Stored items

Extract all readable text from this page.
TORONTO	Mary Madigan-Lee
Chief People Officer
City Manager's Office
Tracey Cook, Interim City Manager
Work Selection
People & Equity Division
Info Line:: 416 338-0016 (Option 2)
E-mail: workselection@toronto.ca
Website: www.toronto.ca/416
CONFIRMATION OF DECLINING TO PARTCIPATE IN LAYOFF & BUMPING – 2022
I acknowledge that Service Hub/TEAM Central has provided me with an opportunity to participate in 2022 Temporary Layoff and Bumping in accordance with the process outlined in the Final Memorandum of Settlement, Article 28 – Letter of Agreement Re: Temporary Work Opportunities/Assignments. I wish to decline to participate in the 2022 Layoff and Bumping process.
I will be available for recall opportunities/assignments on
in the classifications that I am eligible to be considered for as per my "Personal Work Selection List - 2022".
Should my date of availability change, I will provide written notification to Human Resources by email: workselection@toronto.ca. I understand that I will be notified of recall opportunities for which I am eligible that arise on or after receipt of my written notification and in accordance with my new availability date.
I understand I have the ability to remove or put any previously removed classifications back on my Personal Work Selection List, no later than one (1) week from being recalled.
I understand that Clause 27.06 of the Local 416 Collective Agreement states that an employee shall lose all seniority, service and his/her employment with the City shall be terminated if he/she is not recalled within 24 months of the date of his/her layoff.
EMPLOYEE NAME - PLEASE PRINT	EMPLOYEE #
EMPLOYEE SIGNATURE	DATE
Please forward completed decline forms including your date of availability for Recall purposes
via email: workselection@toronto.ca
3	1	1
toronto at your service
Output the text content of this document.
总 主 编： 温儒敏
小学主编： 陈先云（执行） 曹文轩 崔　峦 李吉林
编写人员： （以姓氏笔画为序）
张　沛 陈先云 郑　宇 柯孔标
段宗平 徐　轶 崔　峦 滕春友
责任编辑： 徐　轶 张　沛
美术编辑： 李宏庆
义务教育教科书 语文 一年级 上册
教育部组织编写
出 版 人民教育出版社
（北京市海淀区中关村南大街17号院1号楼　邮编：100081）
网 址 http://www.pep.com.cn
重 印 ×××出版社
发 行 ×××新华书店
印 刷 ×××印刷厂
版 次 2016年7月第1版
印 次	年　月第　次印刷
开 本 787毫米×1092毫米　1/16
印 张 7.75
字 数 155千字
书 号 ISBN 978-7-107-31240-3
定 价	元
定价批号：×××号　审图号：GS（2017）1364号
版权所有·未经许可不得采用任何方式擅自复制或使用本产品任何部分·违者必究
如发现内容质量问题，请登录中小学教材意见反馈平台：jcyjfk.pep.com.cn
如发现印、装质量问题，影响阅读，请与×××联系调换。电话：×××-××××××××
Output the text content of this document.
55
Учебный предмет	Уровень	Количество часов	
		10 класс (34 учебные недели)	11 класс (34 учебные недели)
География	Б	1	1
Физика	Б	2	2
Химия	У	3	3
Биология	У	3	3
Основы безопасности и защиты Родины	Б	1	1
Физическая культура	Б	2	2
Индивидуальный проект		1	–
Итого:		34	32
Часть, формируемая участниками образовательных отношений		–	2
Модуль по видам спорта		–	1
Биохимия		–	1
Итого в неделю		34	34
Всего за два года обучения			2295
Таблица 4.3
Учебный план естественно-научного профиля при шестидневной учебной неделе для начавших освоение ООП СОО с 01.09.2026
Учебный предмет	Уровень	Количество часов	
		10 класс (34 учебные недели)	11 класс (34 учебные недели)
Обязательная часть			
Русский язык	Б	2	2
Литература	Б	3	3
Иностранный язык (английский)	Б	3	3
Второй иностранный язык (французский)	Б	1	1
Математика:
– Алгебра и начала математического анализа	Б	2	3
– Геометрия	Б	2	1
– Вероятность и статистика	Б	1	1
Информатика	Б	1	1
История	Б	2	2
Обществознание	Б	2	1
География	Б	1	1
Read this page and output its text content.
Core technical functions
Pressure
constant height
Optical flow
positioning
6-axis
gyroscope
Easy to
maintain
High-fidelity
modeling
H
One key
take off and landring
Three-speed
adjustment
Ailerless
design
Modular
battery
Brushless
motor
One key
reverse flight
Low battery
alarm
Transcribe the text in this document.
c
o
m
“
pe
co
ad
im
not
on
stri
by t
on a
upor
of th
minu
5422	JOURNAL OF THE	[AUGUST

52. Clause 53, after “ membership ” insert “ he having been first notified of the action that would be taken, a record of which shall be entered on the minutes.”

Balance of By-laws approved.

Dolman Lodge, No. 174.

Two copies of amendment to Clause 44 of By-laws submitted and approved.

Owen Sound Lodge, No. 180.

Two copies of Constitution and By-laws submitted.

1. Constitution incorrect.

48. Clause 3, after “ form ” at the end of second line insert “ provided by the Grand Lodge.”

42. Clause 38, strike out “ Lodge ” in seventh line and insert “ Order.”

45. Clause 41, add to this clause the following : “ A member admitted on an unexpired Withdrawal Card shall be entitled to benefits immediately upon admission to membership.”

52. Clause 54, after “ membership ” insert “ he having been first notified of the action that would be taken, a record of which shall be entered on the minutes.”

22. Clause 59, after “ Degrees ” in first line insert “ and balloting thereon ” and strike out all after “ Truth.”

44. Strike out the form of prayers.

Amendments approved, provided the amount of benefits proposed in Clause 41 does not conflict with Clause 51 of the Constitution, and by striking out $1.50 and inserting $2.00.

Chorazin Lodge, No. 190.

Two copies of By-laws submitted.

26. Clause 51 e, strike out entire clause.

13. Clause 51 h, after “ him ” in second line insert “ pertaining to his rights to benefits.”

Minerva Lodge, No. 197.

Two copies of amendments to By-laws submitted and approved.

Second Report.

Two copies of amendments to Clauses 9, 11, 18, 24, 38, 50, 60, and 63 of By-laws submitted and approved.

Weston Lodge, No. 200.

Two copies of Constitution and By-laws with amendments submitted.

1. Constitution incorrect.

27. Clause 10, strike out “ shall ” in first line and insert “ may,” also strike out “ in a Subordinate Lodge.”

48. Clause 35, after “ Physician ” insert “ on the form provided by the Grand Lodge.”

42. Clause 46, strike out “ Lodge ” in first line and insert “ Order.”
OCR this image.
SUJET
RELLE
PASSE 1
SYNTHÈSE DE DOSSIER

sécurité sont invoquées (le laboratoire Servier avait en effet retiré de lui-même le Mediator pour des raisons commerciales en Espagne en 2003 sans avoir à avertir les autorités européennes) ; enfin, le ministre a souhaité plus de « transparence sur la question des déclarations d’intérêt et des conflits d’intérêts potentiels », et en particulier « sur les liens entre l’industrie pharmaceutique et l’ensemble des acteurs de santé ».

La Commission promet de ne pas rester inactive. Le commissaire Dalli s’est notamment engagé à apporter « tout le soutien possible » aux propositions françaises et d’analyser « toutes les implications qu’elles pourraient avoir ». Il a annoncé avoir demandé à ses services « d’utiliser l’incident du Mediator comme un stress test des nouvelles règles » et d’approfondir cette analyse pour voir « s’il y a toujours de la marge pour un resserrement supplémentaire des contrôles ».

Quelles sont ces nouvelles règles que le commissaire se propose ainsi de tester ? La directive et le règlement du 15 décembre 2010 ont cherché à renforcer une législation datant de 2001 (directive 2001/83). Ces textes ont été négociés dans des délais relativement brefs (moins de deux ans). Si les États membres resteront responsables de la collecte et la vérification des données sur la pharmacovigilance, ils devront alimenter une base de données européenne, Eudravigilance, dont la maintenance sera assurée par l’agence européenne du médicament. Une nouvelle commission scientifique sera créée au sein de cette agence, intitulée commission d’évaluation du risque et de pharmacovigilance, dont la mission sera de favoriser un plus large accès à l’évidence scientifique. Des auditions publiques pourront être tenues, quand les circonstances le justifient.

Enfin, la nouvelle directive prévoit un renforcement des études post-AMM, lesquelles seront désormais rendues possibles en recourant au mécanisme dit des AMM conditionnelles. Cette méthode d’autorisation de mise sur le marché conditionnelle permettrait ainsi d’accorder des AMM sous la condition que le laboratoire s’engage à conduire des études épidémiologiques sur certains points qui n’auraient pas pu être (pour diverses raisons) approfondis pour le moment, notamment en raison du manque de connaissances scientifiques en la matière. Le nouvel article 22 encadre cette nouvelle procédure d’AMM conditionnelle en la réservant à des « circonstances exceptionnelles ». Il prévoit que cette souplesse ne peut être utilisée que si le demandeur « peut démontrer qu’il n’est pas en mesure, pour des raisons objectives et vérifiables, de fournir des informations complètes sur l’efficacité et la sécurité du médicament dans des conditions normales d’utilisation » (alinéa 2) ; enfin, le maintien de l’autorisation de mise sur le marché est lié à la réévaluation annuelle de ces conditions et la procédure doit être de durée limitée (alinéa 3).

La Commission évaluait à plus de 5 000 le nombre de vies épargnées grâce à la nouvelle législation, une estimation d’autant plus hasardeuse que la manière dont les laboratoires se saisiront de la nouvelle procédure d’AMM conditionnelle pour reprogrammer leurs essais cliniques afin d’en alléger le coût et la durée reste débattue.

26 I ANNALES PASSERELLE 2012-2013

Short problem ▸ Copy down every line of the entries containing the word "City".

Output of the task ▸
City Manager's Office
Tracey Cook, Interim City Manager
I understand that Clause 27.06 of the Local 416 Collective Agreement states that an employee shall lose all seniority, service and his/her employment with the City shall be terminated if he/she is not recalled within 24 months of the date of his/her layoff.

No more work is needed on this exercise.